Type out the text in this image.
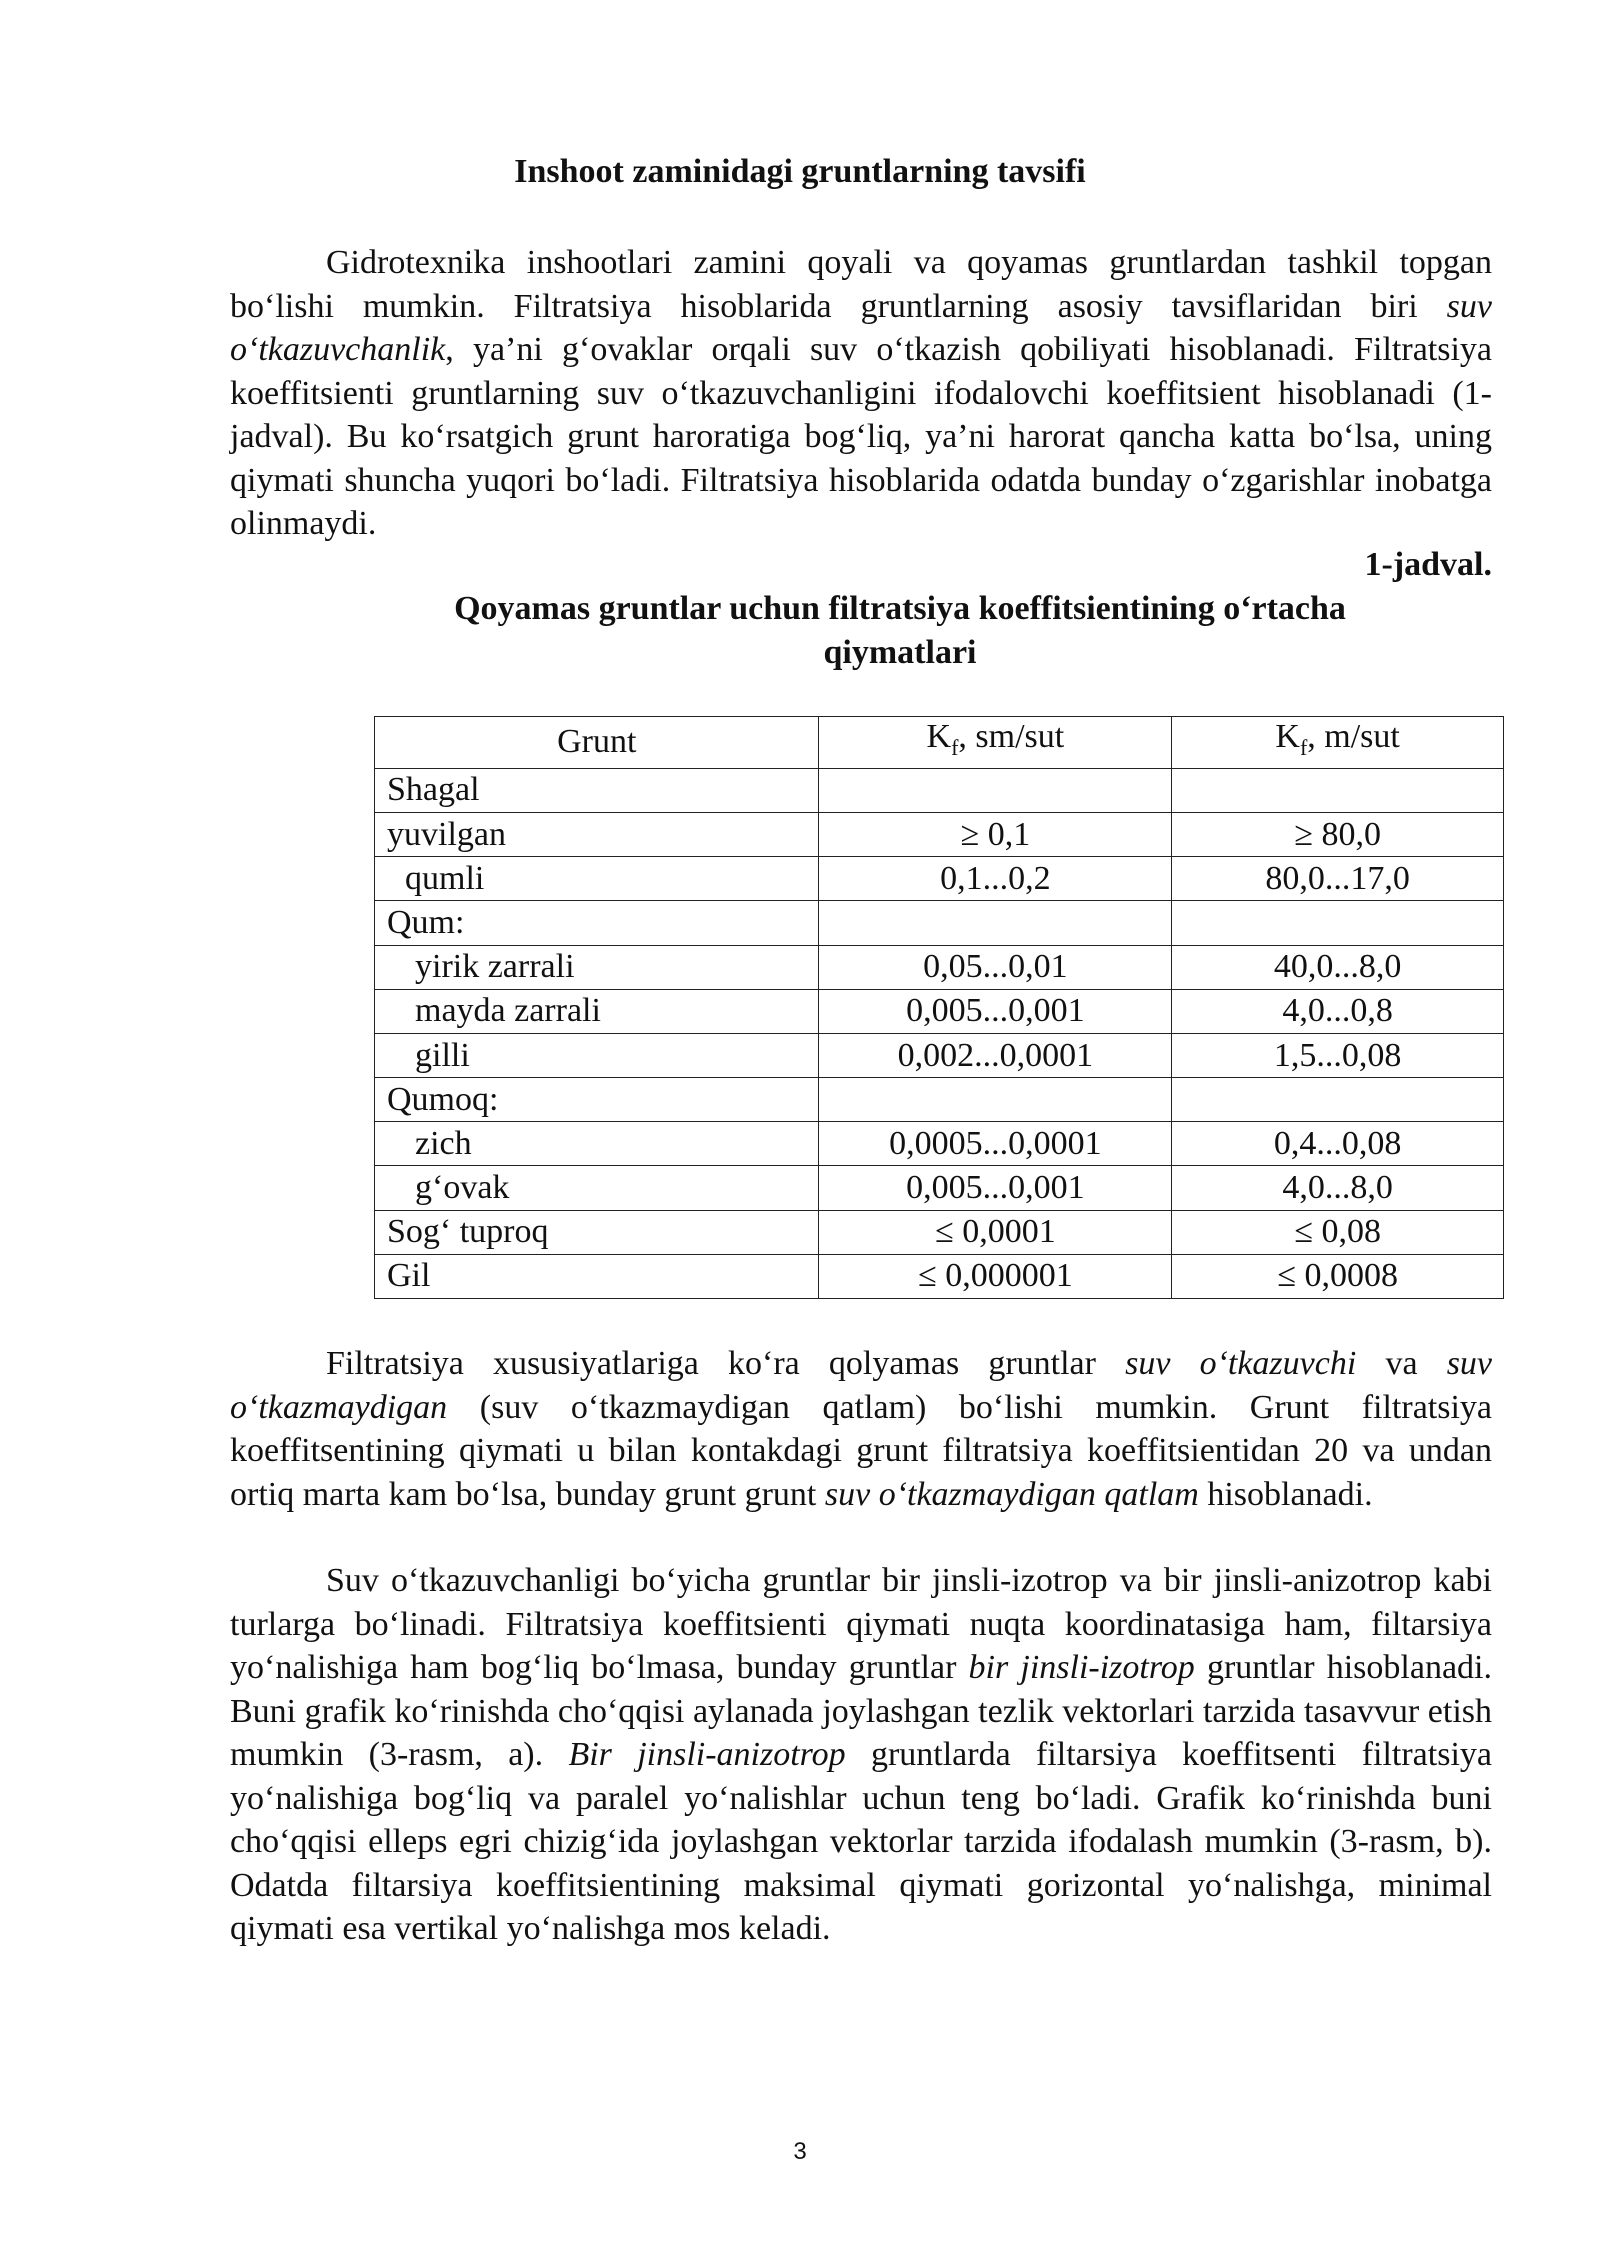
Inshoot zaminidagi gruntlarning tavsifi
Gidrotexnika inshootlari zamini qoyali va qoyamas gruntlardan tashkil topgan bo‘lishi mumkin. Filtratsiya hisoblarida gruntlarning asosiy tavsiflaridan biri suv o‘tkazuvchanlik, ya’ni g‘ovaklar orqali suv o‘tkazish qobiliyati hisoblanadi. Filtratsiya koeffitsienti gruntlarning suv o‘tkazuvchanligini ifodalovchi koeffitsient hisoblanadi (1-jadval). Bu ko‘rsatgich grunt haroratiga bog‘liq, ya’ni harorat qancha katta bo‘lsa, uning qiymati shuncha yuqori bo‘ladi. Filtratsiya hisoblarida odatda bunday o‘zgarishlar inobatga olinmaydi.
1-jadval.
Qoyamas gruntlar uchun filtratsiya koeffitsientining o‘rtacha qiymatlari
Grunt	$K_f$, sm/sut	$K_f$, m/sut
Shagal		
yuvilgan	≥ 0,1	≥ 80,0
qumli	0,1...0,2	80,0...17,0
Qum:		
yirik zarrali	0,05...0,01	40,0...8,0
mayda zarrali	0,005...0,001	4,0...0,8
gilli	0,002...0,0001	1,5...0,08
Qumoq:		
zich	0,0005...0,0001	0,4...0,08
g‘ovak	0,005...0,001	4,0...8,0
Sog‘ tuproq	≤ 0,0001	≤ 0,08
Gil	≤ 0,000001	≤ 0,0008
Filtratsiya xususiyatlariga ko‘ra qolyamas gruntlar suv o‘tkazuvchi va suv o‘tkazmaydigan (suv o‘tkazmaydigan qatlam) bo‘lishi mumkin. Grunt filtratsiya koeffitsentining qiymati u bilan kontakdagi grunt filtratsiya koeffitsientidan 20 va undan ortiq marta kam bo‘lsa, bunday grunt grunt suv o‘tkazmaydigan qatlam hisoblanadi.
Suv o‘tkazuvchanligi bo‘yicha gruntlar bir jinsli-izotrop va bir jinsli-anizotrop kabi turlarga bo‘linadi. Filtratsiya koeffitsienti qiymati nuqta koordinatasiga ham, filtarsiya yo‘nalishiga ham bog‘liq bo‘lmasa, bunday gruntlar bir jinsli-izotrop gruntlar hisoblanadi. Buni grafik ko‘rinishda cho‘qqisi aylanada joylashgan tezlik vektorlari tarzida tasavvur etish mumkin (3-rasm, a). Bir jinsli-anizotrop gruntlarda filtarsiya koeffitsenti filtratsiya yo‘nalishiga bog‘liq va paralel yo‘nalishlar uchun teng bo‘ladi. Grafik ko‘rinishda buni cho‘qqisi elleps egri chizig‘ida joylashgan vektorlar tarzida ifodalash mumkin (3-rasm, b). Odatda filtarsiya koeffitsientining maksimal qiymati gorizontal yo‘nalishga, minimal qiymati esa vertikal yo‘nalishga mos keladi.
3
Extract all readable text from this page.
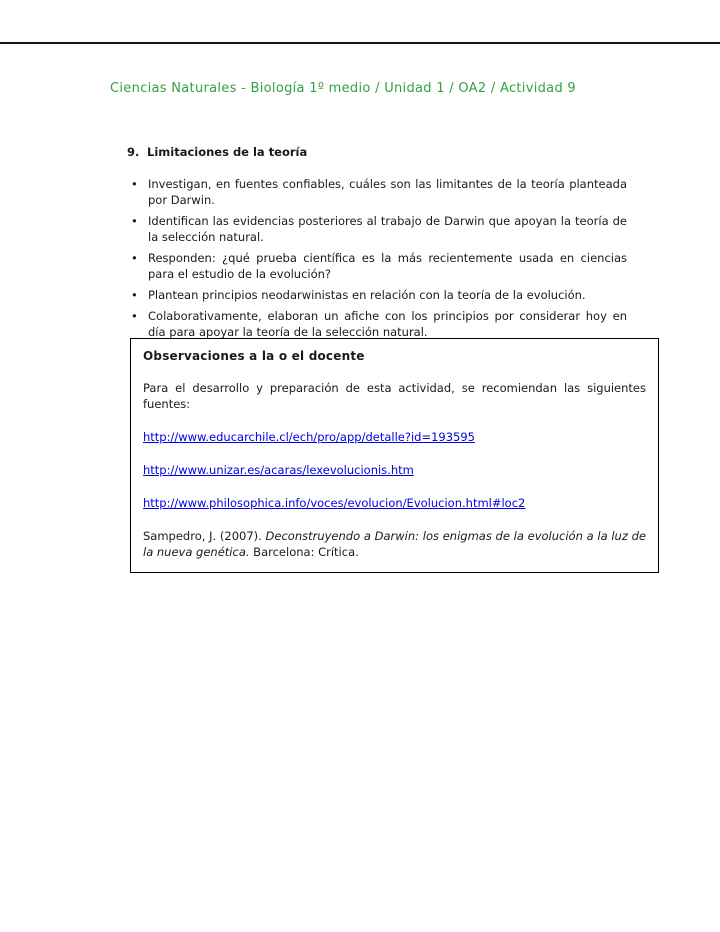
Ciencias Naturales - Biología 1º medio / Unidad 1 / OA2 / Actividad 9
9. Limitaciones de la teoría
• Investigan, en fuentes confiables, cuáles son las limitantes de la teoría planteada por Darwin.
• Identifican las evidencias posteriores al trabajo de Darwin que apoyan la teoría de la selección natural.
• Responden: ¿qué prueba científica es la más recientemente usada en ciencias para el estudio de la evolución?
• Plantean principios neodarwinistas en relación con la teoría de la evolución.
• Colaborativamente, elaboran un afiche con los principios por considerar hoy en día para apoyar la teoría de la selección natural.
Observaciones a la o el docente
Para el desarrollo y preparación de esta actividad, se recomiendan las siguientes fuentes:
http://www.educarchile.cl/ech/pro/app/detalle?id=193595
http://www.unizar.es/acaras/lexevolucionis.htm
http://www.philosophica.info/voces/evolucion/Evolucion.html#loc2
Sampedro, J. (2007). Deconstruyendo a Darwin: los enigmas de la evolución a la luz de la nueva genética. Barcelona: Crítica.
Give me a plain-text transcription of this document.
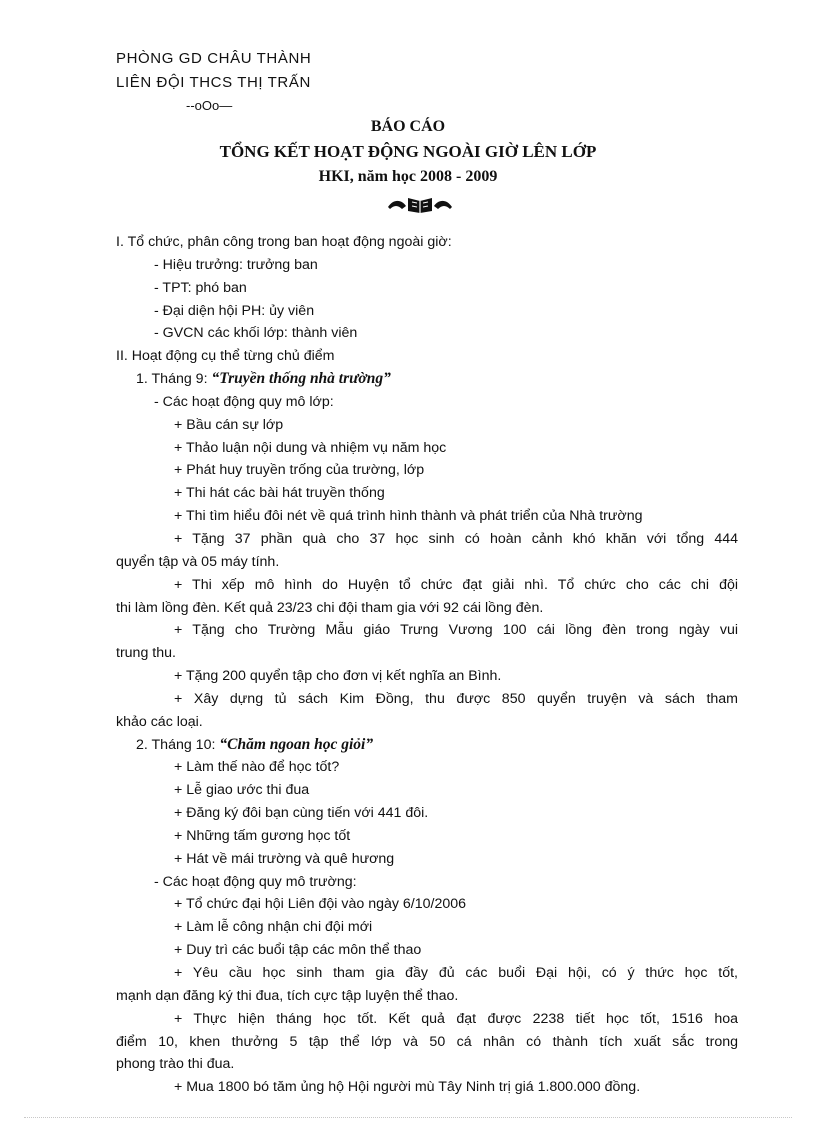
PHÒNG GD CHÂU THÀNH
LIÊN ĐỘI THCS THỊ TRẤN
--oOo—
BÁO CÁO
TỔNG KẾT HOẠT ĐỘNG NGOÀI GIỜ LÊN LỚP
HKI, năm học 2008 - 2009

I. Tổ chức, phân công trong ban hoạt động ngoài giờ:

- Hiệu trưởng: trưởng ban

- TPT: phó ban

- Đại diện hội PH: ủy viên

- GVCN các khối lớp: thành viên

II. Hoạt động cụ thể từng chủ điểm

1. Tháng 9: “Truyền thống nhà trường”

- Các hoạt động quy mô lớp:

+ Bầu cán sự lớp

+ Thảo luận nội dung và nhiệm vụ năm học

+ Phát huy truyền trống của trường, lớp

+ Thi hát các bài hát truyền thống

+ Thi tìm hiểu đôi nét về quá trình hình thành và phát triển của Nhà trường

+ Tặng 37 phần quà cho 37 học sinh có hoàn cảnh khó khăn với tổng 444

quyển tập và 05 máy tính.

+ Thi xếp mô hình do Huyện tổ chức đạt giải nhì. Tổ chức cho các chi đội

thi làm lồng đèn. Kết quả 23/23 chi đội tham gia với 92 cái lồng đèn.

+ Tặng cho Trường Mẫu giáo Trưng Vương 100 cái lồng đèn trong ngày vui

trung thu.

+ Tặng 200 quyển tập cho đơn vị kết nghĩa an Bình.

+ Xây dựng tủ sách Kim Đồng, thu được 850 quyển truyện và sách tham

khảo các loại.

2. Tháng 10: “Chăm ngoan học giỏi”

+ Làm thế nào để học tốt?

+ Lễ giao ước thi đua

+ Đăng ký đôi bạn cùng tiến với 441 đôi.

+ Những tấm gương học tốt

+ Hát về mái trường và quê hương

- Các hoạt động quy mô trường:

+ Tổ chức đại hội Liên đội vào ngày 6/10/2006

+ Làm lễ công nhận chi đội mới

+ Duy trì các buổi tập các môn thể thao

+ Yêu cầu học sinh tham gia đầy đủ các buổi Đại hội, có ý thức học tốt,

mạnh dạn đăng ký thi đua, tích cực tập luyện thể thao.

+ Thực hiện tháng học tốt. Kết quả đạt được 2238 tiết học tốt, 1516 hoa

điểm 10, khen thưởng 5 tập thể lớp và 50 cá nhân có thành tích xuất sắc trong

phong trào thi đua.

+ Mua 1800 bó tăm ủng hộ Hội người mù Tây Ninh trị giá 1.800.000 đồng.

▶ EXERCISE AIM
Set down the complete material exactly, but do not include the images.

▶ WRITTEN RESPONSE
Type out the text in this image.
Inshoot zaminidagi gruntlarning tavsifi
Gidrotexnika inshootlari zamini qoyali va qoyamas gruntlardan tashkil topgan bo‘lishi mumkin. Filtratsiya hisoblarida gruntlarning asosiy tavsiflaridan biri suv o‘tkazuvchanlik, ya’ni g‘ovaklar orqali suv o‘tkazish qobiliyati hisoblanadi. Filtratsiya koeffitsienti gruntlarning suv o‘tkazuvchanligini ifodalovchi koeffitsient hisoblanadi (1-jadval). Bu ko‘rsatgich grunt haroratiga bog‘liq, ya’ni harorat qancha katta bo‘lsa, uning qiymati shuncha yuqori bo‘ladi. Filtratsiya hisoblarida odatda bunday o‘zgarishlar inobatga olinmaydi.
1-jadval.
Qoyamas gruntlar uchun filtratsiya koeffitsientining o‘rtacha qiymatlari
Grunt	$K_f$, sm/sut	$K_f$, m/sut
Shagal		
yuvilgan	≥ 0,1	≥ 80,0
qumli	0,1...0,2	80,0...17,0
Qum:		
yirik zarrali	0,05...0,01	40,0...8,0
mayda zarrali	0,005...0,001	4,0...0,8
gilli	0,002...0,0001	1,5...0,08
Qumoq:		
zich	0,0005...0,0001	0,4...0,08
g‘ovak	0,005...0,001	4,0...8,0
Sog‘ tuproq	≤ 0,0001	≤ 0,08
Gil	≤ 0,000001	≤ 0,0008
Filtratsiya xususiyatlariga ko‘ra qolyamas gruntlar suv o‘tkazuvchi va suv o‘tkazmaydigan (suv o‘tkazmaydigan qatlam) bo‘lishi mumkin. Grunt filtratsiya koeffitsentining qiymati u bilan kontakdagi grunt filtratsiya koeffitsientidan 20 va undan ortiq marta kam bo‘lsa, bunday grunt grunt suv o‘tkazmaydigan qatlam hisoblanadi.
Suv o‘tkazuvchanligi bo‘yicha gruntlar bir jinsli-izotrop va bir jinsli-anizotrop kabi turlarga bo‘linadi. Filtratsiya koeffitsienti qiymati nuqta koordinatasiga ham, filtarsiya yo‘nalishiga ham bog‘liq bo‘lmasa, bunday gruntlar bir jinsli-izotrop gruntlar hisoblanadi. Buni grafik ko‘rinishda cho‘qqisi aylanada joylashgan tezlik vektorlari tarzida tasavvur etish mumkin (3-rasm, a). Bir jinsli-anizotrop gruntlarda filtarsiya koeffitsenti filtratsiya yo‘nalishiga bog‘liq va paralel yo‘nalishlar uchun teng bo‘ladi. Grafik ko‘rinishda buni cho‘qqisi elleps egri chizig‘ida joylashgan vektorlar tarzida ifodalash mumkin (3-rasm, b). Odatda filtarsiya koeffitsientining maksimal qiymati gorizontal yo‘nalishga, minimal qiymati esa vertikal yo‘nalishga mos keladi.
3
Extract all readable text from this page.
Ciencias Naturales - Biología 1º medio / Unidad 1 / OA2 / Actividad 9
9. Limitaciones de la teoría
• Investigan, en fuentes confiables, cuáles son las limitantes de la teoría planteada por Darwin.
• Identifican las evidencias posteriores al trabajo de Darwin que apoyan la teoría de la selección natural.
• Responden: ¿qué prueba científica es la más recientemente usada en ciencias para el estudio de la evolución?
• Plantean principios neodarwinistas en relación con la teoría de la evolución.
• Colaborativamente, elaboran un afiche con los principios por considerar hoy en día para apoyar la teoría de la selección natural.
Observaciones a la o el docente
Para el desarrollo y preparación de esta actividad, se recomiendan las siguientes fuentes:
http://www.educarchile.cl/ech/pro/app/detalle?id=193595
http://www.unizar.es/acaras/lexevolucionis.htm
http://www.philosophica.info/voces/evolucion/Evolucion.html#loc2
Sampedro, J. (2007). Deconstruyendo a Darwin: los enigmas de la evolución a la luz de la nueva genética. Barcelona: Crítica.
Give me a plain-text transcription of this document.
PHÒNG GD CHÂU THÀNH
LIÊN ĐỘI THCS THỊ TRẤN
--oOo—
BÁO CÁO
TỔNG KẾT HOẠT ĐỘNG NGOÀI GIỜ LÊN LỚP
HKI, năm học 2008 - 2009

I. Tổ chức, phân công trong ban hoạt động ngoài giờ:

- Hiệu trưởng: trưởng ban

- TPT: phó ban

- Đại diện hội PH: ủy viên

- GVCN các khối lớp: thành viên

II. Hoạt động cụ thể từng chủ điểm

1. Tháng 9: “Truyền thống nhà trường”

- Các hoạt động quy mô lớp:

+ Bầu cán sự lớp

+ Thảo luận nội dung và nhiệm vụ năm học

+ Phát huy truyền trống của trường, lớp

+ Thi hát các bài hát truyền thống

+ Thi tìm hiểu đôi nét về quá trình hình thành và phát triển của Nhà trường

+ Tặng 37 phần quà cho 37 học sinh có hoàn cảnh khó khăn với tổng 444

quyển tập và 05 máy tính.

+ Thi xếp mô hình do Huyện tổ chức đạt giải nhì. Tổ chức cho các chi đội

thi làm lồng đèn. Kết quả 23/23 chi đội tham gia với 92 cái lồng đèn.

+ Tặng cho Trường Mẫu giáo Trưng Vương 100 cái lồng đèn trong ngày vui

trung thu.

+ Tặng 200 quyển tập cho đơn vị kết nghĩa an Bình.

+ Xây dựng tủ sách Kim Đồng, thu được 850 quyển truyện và sách tham

khảo các loại.

2. Tháng 10: “Chăm ngoan học giỏi”

+ Làm thế nào để học tốt?

+ Lễ giao ước thi đua

+ Đăng ký đôi bạn cùng tiến với 441 đôi.

+ Những tấm gương học tốt

+ Hát về mái trường và quê hương

- Các hoạt động quy mô trường:

+ Tổ chức đại hội Liên đội vào ngày 6/10/2006

+ Làm lễ công nhận chi đội mới

+ Duy trì các buổi tập các môn thể thao

+ Yêu cầu học sinh tham gia đầy đủ các buổi Đại hội, có ý thức học tốt,

mạnh dạn đăng ký thi đua, tích cực tập luyện thể thao.

+ Thực hiện tháng học tốt. Kết quả đạt được 2238 tiết học tốt, 1516 hoa

điểm 10, khen thưởng 5 tập thể lớp và 50 cá nhân có thành tích xuất sắc trong

phong trào thi đua.

+ Mua 1800 bó tăm ủng hộ Hội người mù Tây Ninh trị giá 1.800.000 đồng.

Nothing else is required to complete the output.